[Opening TEXT PASSAGE section]
Write short notes on following: i) Semeconductor memories ii) Hardwired control unit iii) RISC and CISC iv) Micro instruction formats
Q.) Write short notes on following: i) Semeconductor memories ii) Hardwired control unit iii) RISC and CISC iv) Micro instruction formats
Subject: Computer Organization and Architecturei) Semiconductor Memories
Semiconductor memories are storage devices made from semiconductor-based integrated circuits. These devices store data in digital electronic devices such as computers, smartphones, and many other types of electronic systems. There are two main types of semiconductor memories: volatile and non-volatile.
Volatile Memory:
- Data is lost when power is turned off.
- Examples include RAM (Random Access Memory), DRAM (Dynamic RAM), and SRAM (Static RAM).
Non-Volatile Memory:
- Data is retained even when power is turned off.
- Examples include ROM (Read-Only Memory), PROM (Programmable ROM), EEPROM (Electrically Erasable PROM), and Flash memory.
Characteristics of Semiconductor Memories:
| Feature | Description |
|---|---|
| Access Time | The time interval between the read/write request and the availability of the data. |
| Density | The amount of data that can be stored in a given physical area of the memory chip. |
| Volatility | Whether or not the memory retains data without power. |
| Durability | The number of read/write cycles the memory can endure before failure. |
| Cost | The expense associated with manufacturing or purchasing the memory. |
Example: A DDR4 SDRAM is a type of volatile semiconductor memory used in modern computers for temporary data storage during operation.
ii) Hardwired Control Unit
A hardwired control unit is a type of control unit in a computer's central processing unit (CPU) that uses fixed hardware circuits to control the sequence of operations in the processor. It is contrasted with a microprogrammed control unit, which uses software (microcode) to generate control signals.
Characteristics of Hardwired Control Unit:
| Feature | Description |
|---|---|
| Speed | Generally faster than microprogrammed control units because there is no interpretation of microinstructions. |
| Complexity | More complex to design and modify, as changes require altering the hardware. |
| Flexibility | Less flexible compared to microprogrammed control units. |
| Cost | Potentially lower cost for mass production but higher initial design cost. |
Example: The control unit within an early microprocessor like the Intel 8080 is a hardwired control unit.
[Closing TEXT PASSAGE section]
[Opening GIVEN DATA section]
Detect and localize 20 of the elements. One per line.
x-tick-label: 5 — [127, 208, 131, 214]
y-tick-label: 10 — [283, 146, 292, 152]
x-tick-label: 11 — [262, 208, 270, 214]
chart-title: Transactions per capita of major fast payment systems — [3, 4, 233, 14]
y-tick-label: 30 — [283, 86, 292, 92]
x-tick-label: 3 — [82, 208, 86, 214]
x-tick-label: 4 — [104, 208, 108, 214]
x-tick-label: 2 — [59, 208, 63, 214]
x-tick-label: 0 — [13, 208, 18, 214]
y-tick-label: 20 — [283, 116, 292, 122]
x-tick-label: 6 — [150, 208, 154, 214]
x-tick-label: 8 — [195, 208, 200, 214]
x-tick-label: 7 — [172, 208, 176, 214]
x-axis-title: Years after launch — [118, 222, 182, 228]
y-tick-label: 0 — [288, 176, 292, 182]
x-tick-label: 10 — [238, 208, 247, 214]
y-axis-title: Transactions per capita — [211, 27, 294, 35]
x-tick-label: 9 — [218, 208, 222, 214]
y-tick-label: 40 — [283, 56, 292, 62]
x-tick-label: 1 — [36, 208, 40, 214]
[Closing GIVEN DATA section]
# [WHAT YOU WILL DO]
a) In the computer architecture notes, why is a hardwired control unit generally faster than a microprogrammed control unit?
b) Please list every example of non-volatile memory named in the computer architecture notes.

# [COMPLETED EXERCISE]
a) There is no interpretation of microinstructions.

b) ROM (Read-Only Memory), PROM (Programmable ROM), EEPROM (Electrically Erasable PROM), Flash memory